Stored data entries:
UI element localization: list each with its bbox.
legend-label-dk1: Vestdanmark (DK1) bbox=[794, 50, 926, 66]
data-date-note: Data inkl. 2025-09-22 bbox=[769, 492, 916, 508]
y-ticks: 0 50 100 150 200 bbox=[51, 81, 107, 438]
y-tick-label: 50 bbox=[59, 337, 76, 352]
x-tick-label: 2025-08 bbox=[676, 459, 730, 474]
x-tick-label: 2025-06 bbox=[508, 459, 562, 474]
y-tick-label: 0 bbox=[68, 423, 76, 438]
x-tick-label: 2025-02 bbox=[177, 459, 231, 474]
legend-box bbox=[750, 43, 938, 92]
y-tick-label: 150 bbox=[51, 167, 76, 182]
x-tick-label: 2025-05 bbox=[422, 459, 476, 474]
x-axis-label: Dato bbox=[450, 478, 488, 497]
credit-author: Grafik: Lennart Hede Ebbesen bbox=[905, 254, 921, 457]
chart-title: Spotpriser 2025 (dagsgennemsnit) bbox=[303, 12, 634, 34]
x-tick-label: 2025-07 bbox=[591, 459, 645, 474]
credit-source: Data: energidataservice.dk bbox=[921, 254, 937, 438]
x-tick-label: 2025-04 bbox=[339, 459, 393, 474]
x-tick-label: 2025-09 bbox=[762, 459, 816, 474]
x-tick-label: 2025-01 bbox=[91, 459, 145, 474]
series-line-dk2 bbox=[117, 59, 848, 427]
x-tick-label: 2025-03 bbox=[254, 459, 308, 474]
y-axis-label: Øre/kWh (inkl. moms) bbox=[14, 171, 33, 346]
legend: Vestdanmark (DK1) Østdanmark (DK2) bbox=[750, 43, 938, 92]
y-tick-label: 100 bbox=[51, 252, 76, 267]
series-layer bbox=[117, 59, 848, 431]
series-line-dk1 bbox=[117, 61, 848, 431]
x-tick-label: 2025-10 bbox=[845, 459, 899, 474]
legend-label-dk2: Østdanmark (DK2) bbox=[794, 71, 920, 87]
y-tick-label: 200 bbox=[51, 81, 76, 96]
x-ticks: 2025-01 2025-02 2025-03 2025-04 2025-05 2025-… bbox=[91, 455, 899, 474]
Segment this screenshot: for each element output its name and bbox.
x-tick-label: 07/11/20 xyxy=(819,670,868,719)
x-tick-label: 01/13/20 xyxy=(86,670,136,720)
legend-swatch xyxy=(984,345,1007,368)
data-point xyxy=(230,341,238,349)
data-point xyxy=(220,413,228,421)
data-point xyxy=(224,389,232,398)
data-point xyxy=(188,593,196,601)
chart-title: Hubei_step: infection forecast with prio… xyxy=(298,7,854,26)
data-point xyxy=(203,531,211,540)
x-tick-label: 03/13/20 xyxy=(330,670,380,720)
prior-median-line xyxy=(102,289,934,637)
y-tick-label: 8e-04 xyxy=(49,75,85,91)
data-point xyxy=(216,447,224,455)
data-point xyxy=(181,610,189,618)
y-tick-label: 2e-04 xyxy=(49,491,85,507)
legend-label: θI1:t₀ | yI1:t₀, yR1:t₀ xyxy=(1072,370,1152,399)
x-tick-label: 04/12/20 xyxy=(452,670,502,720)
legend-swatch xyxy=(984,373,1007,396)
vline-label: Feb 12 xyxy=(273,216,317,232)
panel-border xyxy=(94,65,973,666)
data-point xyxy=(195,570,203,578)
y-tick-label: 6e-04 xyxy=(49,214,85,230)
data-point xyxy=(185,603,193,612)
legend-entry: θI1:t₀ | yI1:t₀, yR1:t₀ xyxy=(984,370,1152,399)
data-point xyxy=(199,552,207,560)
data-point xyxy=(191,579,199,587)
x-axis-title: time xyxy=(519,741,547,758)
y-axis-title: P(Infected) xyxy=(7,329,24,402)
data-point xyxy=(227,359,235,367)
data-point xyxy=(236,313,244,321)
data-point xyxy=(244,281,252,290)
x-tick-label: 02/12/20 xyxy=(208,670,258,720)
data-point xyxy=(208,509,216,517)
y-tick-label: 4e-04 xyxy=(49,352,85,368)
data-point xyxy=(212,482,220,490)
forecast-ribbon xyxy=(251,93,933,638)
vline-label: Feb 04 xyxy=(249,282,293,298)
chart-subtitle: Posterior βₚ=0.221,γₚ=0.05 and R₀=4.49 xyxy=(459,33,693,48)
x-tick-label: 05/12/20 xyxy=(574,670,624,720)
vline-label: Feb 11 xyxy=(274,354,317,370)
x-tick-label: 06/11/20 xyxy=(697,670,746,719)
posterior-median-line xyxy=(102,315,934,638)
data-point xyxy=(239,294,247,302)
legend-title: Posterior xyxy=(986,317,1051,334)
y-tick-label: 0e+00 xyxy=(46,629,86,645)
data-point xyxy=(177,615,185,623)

__WHAT IS NEEDED__. Reproduce the items verbatim from the very first line up to and including the line that contains "x-tick-label: 2025-04 bbox=[339, 459, 393, 474]".

__RESPONSE TO THE TASK__.
UI element localization: list each with its bbox.
legend-label-dk1: Vestdanmark (DK1) bbox=[794, 50, 926, 66]
data-date-note: Data inkl. 2025-09-22 bbox=[769, 492, 916, 508]
y-ticks: 0 50 100 150 200 bbox=[51, 81, 107, 438]
y-tick-label: 50 bbox=[59, 337, 76, 352]
x-tick-label: 2025-08 bbox=[676, 459, 730, 474]
x-tick-label: 2025-06 bbox=[508, 459, 562, 474]
y-tick-label: 0 bbox=[68, 423, 76, 438]
x-tick-label: 2025-02 bbox=[177, 459, 231, 474]
legend-box bbox=[750, 43, 938, 92]
y-tick-label: 150 bbox=[51, 167, 76, 182]
x-tick-label: 2025-05 bbox=[422, 459, 476, 474]
x-axis-label: Dato bbox=[450, 478, 488, 497]
credit-author: Grafik: Lennart Hede Ebbesen bbox=[905, 254, 921, 457]
chart-title: Spotpriser 2025 (dagsgennemsnit) bbox=[303, 12, 634, 34]
x-tick-label: 2025-07 bbox=[591, 459, 645, 474]
credit-source: Data: energidataservice.dk bbox=[921, 254, 937, 438]
x-tick-label: 2025-04 bbox=[339, 459, 393, 474]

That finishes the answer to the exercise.